-- BEGIN DATA SUPPLIED --

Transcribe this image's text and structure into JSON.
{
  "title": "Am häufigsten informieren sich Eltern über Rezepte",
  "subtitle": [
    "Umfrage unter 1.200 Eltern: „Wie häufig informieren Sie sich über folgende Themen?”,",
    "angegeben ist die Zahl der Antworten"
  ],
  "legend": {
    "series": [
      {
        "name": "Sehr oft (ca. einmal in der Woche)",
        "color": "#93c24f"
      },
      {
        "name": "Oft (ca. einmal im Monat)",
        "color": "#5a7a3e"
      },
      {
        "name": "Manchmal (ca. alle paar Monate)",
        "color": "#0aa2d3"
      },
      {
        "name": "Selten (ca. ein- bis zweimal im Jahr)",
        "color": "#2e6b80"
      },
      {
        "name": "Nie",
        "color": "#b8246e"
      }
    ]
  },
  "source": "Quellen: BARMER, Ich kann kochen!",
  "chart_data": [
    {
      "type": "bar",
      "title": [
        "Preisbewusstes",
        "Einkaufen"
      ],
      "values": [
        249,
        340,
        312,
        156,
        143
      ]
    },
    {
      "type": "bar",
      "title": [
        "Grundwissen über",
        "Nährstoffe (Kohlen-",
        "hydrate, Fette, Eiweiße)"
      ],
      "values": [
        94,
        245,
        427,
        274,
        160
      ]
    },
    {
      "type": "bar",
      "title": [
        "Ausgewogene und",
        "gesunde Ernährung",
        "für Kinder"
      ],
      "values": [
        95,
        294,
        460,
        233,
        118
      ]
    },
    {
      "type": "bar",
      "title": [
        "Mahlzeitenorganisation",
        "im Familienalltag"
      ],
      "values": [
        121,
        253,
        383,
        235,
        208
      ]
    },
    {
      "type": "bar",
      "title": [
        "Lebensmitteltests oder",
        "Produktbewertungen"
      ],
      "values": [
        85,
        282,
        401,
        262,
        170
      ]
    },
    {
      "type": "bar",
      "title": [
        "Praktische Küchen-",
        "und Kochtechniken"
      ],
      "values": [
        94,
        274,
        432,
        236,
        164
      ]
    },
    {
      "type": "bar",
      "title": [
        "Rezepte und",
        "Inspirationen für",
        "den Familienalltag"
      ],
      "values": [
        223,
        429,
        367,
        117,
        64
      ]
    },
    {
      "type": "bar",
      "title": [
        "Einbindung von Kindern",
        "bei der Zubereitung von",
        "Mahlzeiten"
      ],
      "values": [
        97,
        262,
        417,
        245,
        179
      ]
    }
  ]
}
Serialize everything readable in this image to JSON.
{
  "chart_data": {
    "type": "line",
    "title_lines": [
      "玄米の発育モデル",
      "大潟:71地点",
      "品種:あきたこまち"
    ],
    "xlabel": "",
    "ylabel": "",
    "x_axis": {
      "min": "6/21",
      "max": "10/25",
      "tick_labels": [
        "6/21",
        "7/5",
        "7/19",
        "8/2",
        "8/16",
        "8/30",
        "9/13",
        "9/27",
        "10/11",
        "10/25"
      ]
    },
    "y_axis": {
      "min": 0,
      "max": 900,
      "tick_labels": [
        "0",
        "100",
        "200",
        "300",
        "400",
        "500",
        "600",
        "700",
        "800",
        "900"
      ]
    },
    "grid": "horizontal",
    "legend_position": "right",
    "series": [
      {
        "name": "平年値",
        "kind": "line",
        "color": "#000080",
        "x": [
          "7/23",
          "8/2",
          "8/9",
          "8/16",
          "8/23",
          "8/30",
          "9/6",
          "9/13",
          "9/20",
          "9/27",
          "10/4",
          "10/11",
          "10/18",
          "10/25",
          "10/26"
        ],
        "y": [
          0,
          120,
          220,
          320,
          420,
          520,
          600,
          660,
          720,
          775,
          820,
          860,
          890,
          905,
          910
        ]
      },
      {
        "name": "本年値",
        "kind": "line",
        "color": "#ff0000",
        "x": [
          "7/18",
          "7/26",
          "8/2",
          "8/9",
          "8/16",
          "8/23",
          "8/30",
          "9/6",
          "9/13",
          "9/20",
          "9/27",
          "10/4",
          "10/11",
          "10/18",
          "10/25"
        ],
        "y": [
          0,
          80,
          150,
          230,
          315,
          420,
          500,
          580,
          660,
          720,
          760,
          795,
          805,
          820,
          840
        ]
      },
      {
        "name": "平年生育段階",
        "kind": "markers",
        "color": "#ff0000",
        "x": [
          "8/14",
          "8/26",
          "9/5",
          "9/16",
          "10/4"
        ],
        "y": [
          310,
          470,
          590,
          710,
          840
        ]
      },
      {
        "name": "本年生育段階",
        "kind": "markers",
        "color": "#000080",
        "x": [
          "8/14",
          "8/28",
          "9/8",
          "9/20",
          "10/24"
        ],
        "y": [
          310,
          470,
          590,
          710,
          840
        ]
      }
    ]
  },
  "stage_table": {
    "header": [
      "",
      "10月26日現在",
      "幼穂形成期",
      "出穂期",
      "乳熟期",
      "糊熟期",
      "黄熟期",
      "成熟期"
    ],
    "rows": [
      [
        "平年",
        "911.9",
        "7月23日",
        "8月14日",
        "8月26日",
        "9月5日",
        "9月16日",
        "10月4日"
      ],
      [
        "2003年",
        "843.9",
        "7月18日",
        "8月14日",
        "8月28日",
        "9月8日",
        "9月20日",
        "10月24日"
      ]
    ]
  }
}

-- END DATA SUPPLIED --

▶ _TASK INSTRUCTIONS_
Gather each line from the listing above that holds "JSON".

▶ _TASK ANSWER_
Transcribe this image's text and structure into JSON.
Serialize everything readable in this image to JSON.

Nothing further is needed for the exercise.